## [STATED PROBLEM]
Below is a block of records; repeat each one exactly.

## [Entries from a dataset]
***
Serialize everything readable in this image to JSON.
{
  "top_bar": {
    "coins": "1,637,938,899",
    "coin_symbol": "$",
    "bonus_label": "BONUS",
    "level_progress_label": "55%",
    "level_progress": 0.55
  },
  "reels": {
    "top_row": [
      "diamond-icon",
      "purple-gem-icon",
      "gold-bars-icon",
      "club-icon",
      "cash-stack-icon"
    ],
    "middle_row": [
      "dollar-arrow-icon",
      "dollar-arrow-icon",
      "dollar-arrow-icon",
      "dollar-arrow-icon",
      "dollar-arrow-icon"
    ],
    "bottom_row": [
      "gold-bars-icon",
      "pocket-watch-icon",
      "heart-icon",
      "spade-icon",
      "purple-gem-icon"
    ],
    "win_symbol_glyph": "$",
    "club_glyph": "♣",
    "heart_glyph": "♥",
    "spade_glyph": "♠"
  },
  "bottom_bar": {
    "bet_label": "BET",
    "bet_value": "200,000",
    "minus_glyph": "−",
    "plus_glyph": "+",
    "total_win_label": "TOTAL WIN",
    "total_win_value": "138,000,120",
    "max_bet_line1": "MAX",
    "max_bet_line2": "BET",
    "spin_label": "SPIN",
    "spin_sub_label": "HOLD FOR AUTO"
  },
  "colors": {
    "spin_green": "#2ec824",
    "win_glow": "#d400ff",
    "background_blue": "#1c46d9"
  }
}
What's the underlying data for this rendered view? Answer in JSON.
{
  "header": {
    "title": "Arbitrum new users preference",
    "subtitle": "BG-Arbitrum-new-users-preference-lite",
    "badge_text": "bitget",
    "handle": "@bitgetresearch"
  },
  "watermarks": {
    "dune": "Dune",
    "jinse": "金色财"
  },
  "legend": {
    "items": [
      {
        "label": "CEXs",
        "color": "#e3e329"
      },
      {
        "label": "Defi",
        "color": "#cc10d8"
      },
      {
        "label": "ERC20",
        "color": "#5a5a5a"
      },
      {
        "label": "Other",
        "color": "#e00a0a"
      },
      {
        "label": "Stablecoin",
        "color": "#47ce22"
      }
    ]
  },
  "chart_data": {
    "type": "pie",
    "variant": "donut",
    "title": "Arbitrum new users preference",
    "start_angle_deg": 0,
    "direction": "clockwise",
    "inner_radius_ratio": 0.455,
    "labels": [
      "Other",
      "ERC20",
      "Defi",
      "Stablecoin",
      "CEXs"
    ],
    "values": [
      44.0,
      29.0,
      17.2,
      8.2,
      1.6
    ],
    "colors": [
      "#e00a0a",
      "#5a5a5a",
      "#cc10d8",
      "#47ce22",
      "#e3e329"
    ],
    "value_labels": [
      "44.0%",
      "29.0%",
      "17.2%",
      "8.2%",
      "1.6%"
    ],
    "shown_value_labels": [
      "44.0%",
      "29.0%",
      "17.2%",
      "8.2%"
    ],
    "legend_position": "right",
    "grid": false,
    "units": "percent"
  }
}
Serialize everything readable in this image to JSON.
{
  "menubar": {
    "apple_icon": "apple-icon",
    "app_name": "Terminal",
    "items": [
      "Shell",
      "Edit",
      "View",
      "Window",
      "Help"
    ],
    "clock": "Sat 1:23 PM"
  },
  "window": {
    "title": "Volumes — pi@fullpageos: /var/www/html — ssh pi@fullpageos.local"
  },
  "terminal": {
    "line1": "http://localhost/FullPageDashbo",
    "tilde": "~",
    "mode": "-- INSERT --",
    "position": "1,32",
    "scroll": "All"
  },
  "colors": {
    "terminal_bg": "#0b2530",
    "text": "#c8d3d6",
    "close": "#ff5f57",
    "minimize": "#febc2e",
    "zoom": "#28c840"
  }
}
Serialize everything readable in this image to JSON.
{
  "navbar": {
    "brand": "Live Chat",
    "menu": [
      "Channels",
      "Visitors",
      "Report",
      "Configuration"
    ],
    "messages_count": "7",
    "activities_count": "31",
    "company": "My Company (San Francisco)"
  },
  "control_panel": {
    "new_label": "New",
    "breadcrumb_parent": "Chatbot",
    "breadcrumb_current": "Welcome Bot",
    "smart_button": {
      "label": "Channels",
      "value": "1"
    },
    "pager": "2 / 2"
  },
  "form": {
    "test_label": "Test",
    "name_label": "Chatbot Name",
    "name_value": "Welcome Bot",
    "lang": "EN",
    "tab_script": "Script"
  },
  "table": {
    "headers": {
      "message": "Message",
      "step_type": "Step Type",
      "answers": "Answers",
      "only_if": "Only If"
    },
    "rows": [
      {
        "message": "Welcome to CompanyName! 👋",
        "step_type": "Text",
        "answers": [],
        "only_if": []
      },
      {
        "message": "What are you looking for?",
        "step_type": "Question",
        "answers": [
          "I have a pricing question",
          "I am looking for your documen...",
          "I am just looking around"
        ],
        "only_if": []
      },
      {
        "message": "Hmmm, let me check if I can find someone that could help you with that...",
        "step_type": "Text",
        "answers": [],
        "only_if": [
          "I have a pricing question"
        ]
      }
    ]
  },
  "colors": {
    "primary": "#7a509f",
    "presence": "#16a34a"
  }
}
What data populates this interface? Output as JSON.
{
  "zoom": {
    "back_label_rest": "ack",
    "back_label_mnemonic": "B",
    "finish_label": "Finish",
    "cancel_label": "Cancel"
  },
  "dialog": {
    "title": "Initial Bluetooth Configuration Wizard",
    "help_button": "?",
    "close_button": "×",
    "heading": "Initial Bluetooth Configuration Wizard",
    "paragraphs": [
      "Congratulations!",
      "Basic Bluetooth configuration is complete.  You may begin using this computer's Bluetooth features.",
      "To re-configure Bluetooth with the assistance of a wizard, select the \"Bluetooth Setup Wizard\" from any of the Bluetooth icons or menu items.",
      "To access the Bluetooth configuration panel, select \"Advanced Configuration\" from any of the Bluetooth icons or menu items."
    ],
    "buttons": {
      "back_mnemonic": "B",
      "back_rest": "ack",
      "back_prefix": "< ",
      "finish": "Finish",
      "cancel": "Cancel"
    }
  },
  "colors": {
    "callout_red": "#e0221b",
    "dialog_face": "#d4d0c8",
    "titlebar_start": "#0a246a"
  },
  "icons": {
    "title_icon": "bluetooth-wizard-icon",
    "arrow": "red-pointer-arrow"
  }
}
***
## [RESULT BELOW]
Serialize everything readable in this image to JSON.
{
  "top_bar": {
    "coins": "1,637,938,899",
    "coin_symbol": "$",
    "bonus_label": "BONUS",
    "level_progress_label": "55%",
    "level_progress": 0.55
  },
  "reels": {
    "top_row": [
      "diamond-icon",
      "purple-gem-icon",
      "gold-bars-icon",
      "club-icon",
      "cash-stack-icon"
    ],
    "middle_row": [
      "dollar-arrow-icon",
      "dollar-arrow-icon",
      "dollar-arrow-icon",
      "dollar-arrow-icon",
      "dollar-arrow-icon"
    ],
    "bottom_row": [
      "gold-bars-icon",
      "pocket-watch-icon",
      "heart-icon",
      "spade-icon",
      "purple-gem-icon"
    ],
    "win_symbol_glyph": "$",
    "club_glyph": "♣",
    "heart_glyph": "♥",
    "spade_glyph": "♠"
  },
  "bottom_bar": {
    "bet_label": "BET",
    "bet_value": "200,000",
    "minus_glyph": "−",
    "plus_glyph": "+",
    "total_win_label": "TOTAL WIN",
    "total_win_value": "138,000,120",
    "max_bet_line1": "MAX",
    "max_bet_line2": "BET",
    "spin_label": "SPIN",
    "spin_sub_label": "HOLD FOR AUTO"
  },
  "colors": {
    "spin_green": "#2ec824",
    "win_glow": "#d400ff",
    "background_blue": "#1c46d9"
  }
}
What's the underlying data for this rendered view? Answer in JSON.
{
  "header": {
    "title": "Arbitrum new users preference",
    "subtitle": "BG-Arbitrum-new-users-preference-lite",
    "badge_text": "bitget",
    "handle": "@bitgetresearch"
  },
  "watermarks": {
    "dune": "Dune",
    "jinse": "金色财"
  },
  "legend": {
    "items": [
      {
        "label": "CEXs",
        "color": "#e3e329"
      },
      {
        "label": "Defi",
        "color": "#cc10d8"
      },
      {
        "label": "ERC20",
        "color": "#5a5a5a"
      },
      {
        "label": "Other",
        "color": "#e00a0a"
      },
      {
        "label": "Stablecoin",
        "color": "#47ce22"
      }
    ]
  },
  "chart_data": {
    "type": "pie",
    "variant": "donut",
    "title": "Arbitrum new users preference",
    "start_angle_deg": 0,
    "direction": "clockwise",
    "inner_radius_ratio": 0.455,
    "labels": [
      "Other",
      "ERC20",
      "Defi",
      "Stablecoin",
      "CEXs"
    ],
    "values": [
      44.0,
      29.0,
      17.2,
      8.2,
      1.6
    ],
    "colors": [
      "#e00a0a",
      "#5a5a5a",
      "#cc10d8",
      "#47ce22",
      "#e3e329"
    ],
    "value_labels": [
      "44.0%",
      "29.0%",
      "17.2%",
      "8.2%",
      "1.6%"
    ],
    "shown_value_labels": [
      "44.0%",
      "29.0%",
      "17.2%",
      "8.2%"
    ],
    "legend_position": "right",
    "grid": false,
    "units": "percent"
  }
}
Serialize everything readable in this image to JSON.
{
  "menubar": {
    "apple_icon": "apple-icon",
    "app_name": "Terminal",
    "items": [
      "Shell",
      "Edit",
      "View",
      "Window",
      "Help"
    ],
    "clock": "Sat 1:23 PM"
  },
  "window": {
    "title": "Volumes — pi@fullpageos: /var/www/html — ssh pi@fullpageos.local"
  },
  "terminal": {
    "line1": "http://localhost/FullPageDashbo",
    "tilde": "~",
    "mode": "-- INSERT --",
    "position": "1,32",
    "scroll": "All"
  },
  "colors": {
    "terminal_bg": "#0b2530",
    "text": "#c8d3d6",
    "close": "#ff5f57",
    "minimize": "#febc2e",
    "zoom": "#28c840"
  }
}
Serialize everything readable in this image to JSON.
{
  "navbar": {
    "brand": "Live Chat",
    "menu": [
      "Channels",
      "Visitors",
      "Report",
      "Configuration"
    ],
    "messages_count": "7",
    "activities_count": "31",
    "company": "My Company (San Francisco)"
  },
  "control_panel": {
    "new_label": "New",
    "breadcrumb_parent": "Chatbot",
    "breadcrumb_current": "Welcome Bot",
    "smart_button": {
      "label": "Channels",
      "value": "1"
    },
    "pager": "2 / 2"
  },
  "form": {
    "test_label": "Test",
    "name_label": "Chatbot Name",
    "name_value": "Welcome Bot",
    "lang": "EN",
    "tab_script": "Script"
  },
  "table": {
    "headers": {
      "message": "Message",
      "step_type": "Step Type",
      "answers": "Answers",
      "only_if": "Only If"
    },
    "rows": [
      {
        "message": "Welcome to CompanyName! 👋",
        "step_type": "Text",
        "answers": [],
        "only_if": []
      },
      {
        "message": "What are you looking for?",
        "step_type": "Question",
        "answers": [
          "I have a pricing question",
          "I am looking for your documen...",
          "I am just looking around"
        ],
        "only_if": []
      },
      {
        "message": "Hmmm, let me check if I can find someone that could help you with that...",
        "step_type": "Text",
        "answers": [],
        "only_if": [
          "I have a pricing question"
        ]
      }
    ]
  },
  "colors": {
    "primary": "#7a509f",
    "presence": "#16a34a"
  }
}
What data populates this interface? Output as JSON.
{
  "zoom": {
    "back_label_rest": "ack",
    "back_label_mnemonic": "B",
    "finish_label": "Finish",
    "cancel_label": "Cancel"
  },
  "dialog": {
    "title": "Initial Bluetooth Configuration Wizard",
    "help_button": "?",
    "close_button": "×",
    "heading": "Initial Bluetooth Configuration Wizard",
    "paragraphs": [
      "Congratulations!",
      "Basic Bluetooth configuration is complete.  You may begin using this computer's Bluetooth features.",
      "To re-configure Bluetooth with the assistance of a wizard, select the \"Bluetooth Setup Wizard\" from any of the Bluetooth icons or menu items.",
      "To access the Bluetooth configuration panel, select \"Advanced Configuration\" from any of the Bluetooth icons or menu items."
    ],
    "buttons": {
      "back_mnemonic": "B",
      "back_rest": "ack",
      "back_prefix": "< ",
      "finish": "Finish",
      "cancel": "Cancel"
    }
  },
  "colors": {
    "callout_red": "#e0221b",
    "dialog_face": "#d4d0c8",
    "titlebar_start": "#0a246a"
  },
  "icons": {
    "title_icon": "bluetooth-wizard-icon",
    "arrow": "red-pointer-arrow"
  }
}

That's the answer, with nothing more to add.